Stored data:
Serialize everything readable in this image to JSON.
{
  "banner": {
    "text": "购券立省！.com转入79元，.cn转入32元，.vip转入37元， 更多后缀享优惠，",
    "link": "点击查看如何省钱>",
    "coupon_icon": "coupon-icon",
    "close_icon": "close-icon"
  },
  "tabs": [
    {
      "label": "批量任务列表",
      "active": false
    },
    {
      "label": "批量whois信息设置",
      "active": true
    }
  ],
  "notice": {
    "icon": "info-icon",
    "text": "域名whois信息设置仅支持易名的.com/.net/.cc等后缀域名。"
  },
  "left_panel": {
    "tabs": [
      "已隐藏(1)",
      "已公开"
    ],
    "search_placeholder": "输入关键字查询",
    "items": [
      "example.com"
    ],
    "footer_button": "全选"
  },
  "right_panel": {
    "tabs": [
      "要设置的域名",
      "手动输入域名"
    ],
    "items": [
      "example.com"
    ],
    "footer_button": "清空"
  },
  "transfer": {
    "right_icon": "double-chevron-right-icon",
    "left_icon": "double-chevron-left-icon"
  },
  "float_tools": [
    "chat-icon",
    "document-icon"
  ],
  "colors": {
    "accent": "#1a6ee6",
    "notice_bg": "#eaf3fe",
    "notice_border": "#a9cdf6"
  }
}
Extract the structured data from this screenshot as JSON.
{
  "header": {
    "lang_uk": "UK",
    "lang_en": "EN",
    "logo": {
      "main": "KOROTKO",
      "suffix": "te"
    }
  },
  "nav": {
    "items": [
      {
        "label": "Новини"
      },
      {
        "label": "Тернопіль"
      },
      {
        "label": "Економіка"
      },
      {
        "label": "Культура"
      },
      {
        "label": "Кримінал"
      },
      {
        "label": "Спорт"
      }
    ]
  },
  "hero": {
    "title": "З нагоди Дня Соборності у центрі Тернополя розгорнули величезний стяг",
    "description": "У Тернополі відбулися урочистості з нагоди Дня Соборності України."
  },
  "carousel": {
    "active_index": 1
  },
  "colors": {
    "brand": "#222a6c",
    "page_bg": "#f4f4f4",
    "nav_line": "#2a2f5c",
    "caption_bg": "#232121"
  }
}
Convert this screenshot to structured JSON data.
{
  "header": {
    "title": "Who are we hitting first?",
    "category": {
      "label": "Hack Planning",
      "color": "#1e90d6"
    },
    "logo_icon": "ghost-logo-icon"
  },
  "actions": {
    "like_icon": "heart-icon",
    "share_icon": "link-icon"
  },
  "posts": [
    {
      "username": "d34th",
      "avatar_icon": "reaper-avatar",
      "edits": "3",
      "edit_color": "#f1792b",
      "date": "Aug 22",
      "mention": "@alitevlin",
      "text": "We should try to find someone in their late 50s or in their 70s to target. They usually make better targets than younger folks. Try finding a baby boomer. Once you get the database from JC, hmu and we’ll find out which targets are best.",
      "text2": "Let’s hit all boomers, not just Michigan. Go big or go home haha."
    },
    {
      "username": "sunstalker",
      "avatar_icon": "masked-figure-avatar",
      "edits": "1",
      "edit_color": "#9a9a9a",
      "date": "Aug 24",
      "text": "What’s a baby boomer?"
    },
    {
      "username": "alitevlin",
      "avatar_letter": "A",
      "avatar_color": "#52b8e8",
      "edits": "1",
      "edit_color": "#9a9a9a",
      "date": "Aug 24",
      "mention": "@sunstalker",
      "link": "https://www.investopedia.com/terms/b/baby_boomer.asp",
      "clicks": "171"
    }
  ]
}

AIM OF THE EXERCISE: Write out only the final block of lines, starting at the line with "Convert this screenshot" and running to the end of the material.

THE COMPLETED TASK:
Convert this screenshot to structured JSON data.
{
  "header": {
    "title": "Who are we hitting first?",
    "category": {
      "label": "Hack Planning",
      "color": "#1e90d6"
    },
    "logo_icon": "ghost-logo-icon"
  },
  "actions": {
    "like_icon": "heart-icon",
    "share_icon": "link-icon"
  },
  "posts": [
    {
      "username": "d34th",
      "avatar_icon": "reaper-avatar",
      "edits": "3",
      "edit_color": "#f1792b",
      "date": "Aug 22",
      "mention": "@alitevlin",
      "text": "We should try to find someone in their late 50s or in their 70s to target. They usually make better targets than younger folks. Try finding a baby boomer. Once you get the database from JC, hmu and we’ll find out which targets are best.",
      "text2": "Let’s hit all boomers, not just Michigan. Go big or go home haha."
    },
    {
      "username": "sunstalker",
      "avatar_icon": "masked-figure-avatar",
      "edits": "1",
      "edit_color": "#9a9a9a",
      "date": "Aug 24",
      "text": "What’s a baby boomer?"
    },
    {
      "username": "alitevlin",
      "avatar_letter": "A",
      "avatar_color": "#52b8e8",
      "edits": "1",
      "edit_color": "#9a9a9a",
      "date": "Aug 24",
      "mention": "@sunstalker",
      "link": "https://www.investopedia.com/terms/b/baby_boomer.asp",
      "clicks": "171"
    }
  ]
}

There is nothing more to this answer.